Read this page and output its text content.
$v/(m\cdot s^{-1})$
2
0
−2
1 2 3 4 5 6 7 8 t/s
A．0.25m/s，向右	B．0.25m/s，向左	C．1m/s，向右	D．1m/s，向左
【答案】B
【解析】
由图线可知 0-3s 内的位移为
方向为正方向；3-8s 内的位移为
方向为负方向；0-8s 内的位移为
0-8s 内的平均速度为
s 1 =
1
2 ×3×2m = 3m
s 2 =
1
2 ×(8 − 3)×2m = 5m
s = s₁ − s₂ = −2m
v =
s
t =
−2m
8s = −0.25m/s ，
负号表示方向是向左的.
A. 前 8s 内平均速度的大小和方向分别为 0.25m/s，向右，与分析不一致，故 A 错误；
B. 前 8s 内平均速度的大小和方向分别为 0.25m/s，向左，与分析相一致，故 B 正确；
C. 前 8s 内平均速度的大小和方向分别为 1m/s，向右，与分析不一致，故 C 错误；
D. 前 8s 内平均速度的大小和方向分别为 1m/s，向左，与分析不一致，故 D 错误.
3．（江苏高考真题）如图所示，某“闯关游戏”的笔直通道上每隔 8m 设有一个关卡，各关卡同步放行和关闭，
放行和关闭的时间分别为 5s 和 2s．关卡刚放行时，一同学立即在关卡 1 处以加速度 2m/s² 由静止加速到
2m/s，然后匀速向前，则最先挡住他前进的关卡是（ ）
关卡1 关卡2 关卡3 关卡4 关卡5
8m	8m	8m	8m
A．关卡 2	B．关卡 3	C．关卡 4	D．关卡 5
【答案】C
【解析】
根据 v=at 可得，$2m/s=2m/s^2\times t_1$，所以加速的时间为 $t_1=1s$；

→ Description of the task:
Go through the records and pull out each line that includes the word "内的位移为".

→ Task result:
由图线可知 0-3s 内的位移为
方向为正方向；3-8s 内的位移为
方向为负方向；0-8s 内的位移为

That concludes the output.